## Work to do
Each line of the listing that contains the word "text" is to be copied.

[Data entries]
::::::

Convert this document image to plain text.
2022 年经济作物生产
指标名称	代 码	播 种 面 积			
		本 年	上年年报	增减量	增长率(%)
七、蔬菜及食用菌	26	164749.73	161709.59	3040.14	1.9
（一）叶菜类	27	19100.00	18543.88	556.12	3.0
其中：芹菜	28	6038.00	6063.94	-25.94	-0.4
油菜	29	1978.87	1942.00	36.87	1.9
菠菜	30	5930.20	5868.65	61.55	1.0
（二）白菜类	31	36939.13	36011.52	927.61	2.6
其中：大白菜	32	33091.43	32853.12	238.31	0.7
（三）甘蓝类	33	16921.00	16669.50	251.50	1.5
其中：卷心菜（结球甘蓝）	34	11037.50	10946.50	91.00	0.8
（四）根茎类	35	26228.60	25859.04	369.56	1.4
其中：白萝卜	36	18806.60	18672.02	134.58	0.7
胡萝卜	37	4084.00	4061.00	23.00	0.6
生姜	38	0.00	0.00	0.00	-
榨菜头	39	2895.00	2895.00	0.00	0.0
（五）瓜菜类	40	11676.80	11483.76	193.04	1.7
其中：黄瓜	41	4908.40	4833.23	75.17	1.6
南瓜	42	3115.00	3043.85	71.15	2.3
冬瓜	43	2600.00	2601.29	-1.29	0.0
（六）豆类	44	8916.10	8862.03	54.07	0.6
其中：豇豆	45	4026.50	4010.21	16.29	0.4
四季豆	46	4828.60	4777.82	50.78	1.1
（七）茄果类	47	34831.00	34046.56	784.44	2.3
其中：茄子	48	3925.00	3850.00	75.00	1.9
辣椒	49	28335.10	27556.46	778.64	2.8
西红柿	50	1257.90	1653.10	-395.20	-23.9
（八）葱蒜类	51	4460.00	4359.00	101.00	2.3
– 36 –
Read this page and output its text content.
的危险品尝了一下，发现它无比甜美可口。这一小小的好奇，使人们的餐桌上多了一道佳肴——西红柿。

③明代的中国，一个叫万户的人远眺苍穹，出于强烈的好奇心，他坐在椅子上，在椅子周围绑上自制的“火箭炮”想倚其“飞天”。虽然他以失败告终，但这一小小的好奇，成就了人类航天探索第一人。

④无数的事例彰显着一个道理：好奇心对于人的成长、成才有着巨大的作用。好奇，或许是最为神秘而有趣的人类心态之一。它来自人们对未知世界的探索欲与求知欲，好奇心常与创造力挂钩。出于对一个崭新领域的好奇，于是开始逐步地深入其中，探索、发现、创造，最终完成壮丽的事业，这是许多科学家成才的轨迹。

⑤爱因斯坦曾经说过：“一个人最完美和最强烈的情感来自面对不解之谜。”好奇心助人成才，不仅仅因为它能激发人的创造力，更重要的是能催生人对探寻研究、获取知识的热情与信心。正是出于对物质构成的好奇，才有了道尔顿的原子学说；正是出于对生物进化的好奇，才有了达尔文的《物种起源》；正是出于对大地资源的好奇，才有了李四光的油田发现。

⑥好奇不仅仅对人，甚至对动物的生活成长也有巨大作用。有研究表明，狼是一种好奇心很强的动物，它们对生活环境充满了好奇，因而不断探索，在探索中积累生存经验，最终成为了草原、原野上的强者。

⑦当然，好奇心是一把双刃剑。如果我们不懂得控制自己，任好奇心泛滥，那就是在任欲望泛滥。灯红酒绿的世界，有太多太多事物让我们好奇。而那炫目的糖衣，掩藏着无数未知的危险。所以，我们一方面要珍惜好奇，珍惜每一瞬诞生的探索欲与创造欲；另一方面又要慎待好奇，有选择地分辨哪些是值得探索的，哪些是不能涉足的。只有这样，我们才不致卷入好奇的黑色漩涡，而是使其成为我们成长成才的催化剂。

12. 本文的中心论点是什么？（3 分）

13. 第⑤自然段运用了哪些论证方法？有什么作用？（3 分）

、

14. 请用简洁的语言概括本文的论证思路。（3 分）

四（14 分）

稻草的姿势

::::::

## Complete answer
Convert this document image to plain text.
Read this page and output its text content.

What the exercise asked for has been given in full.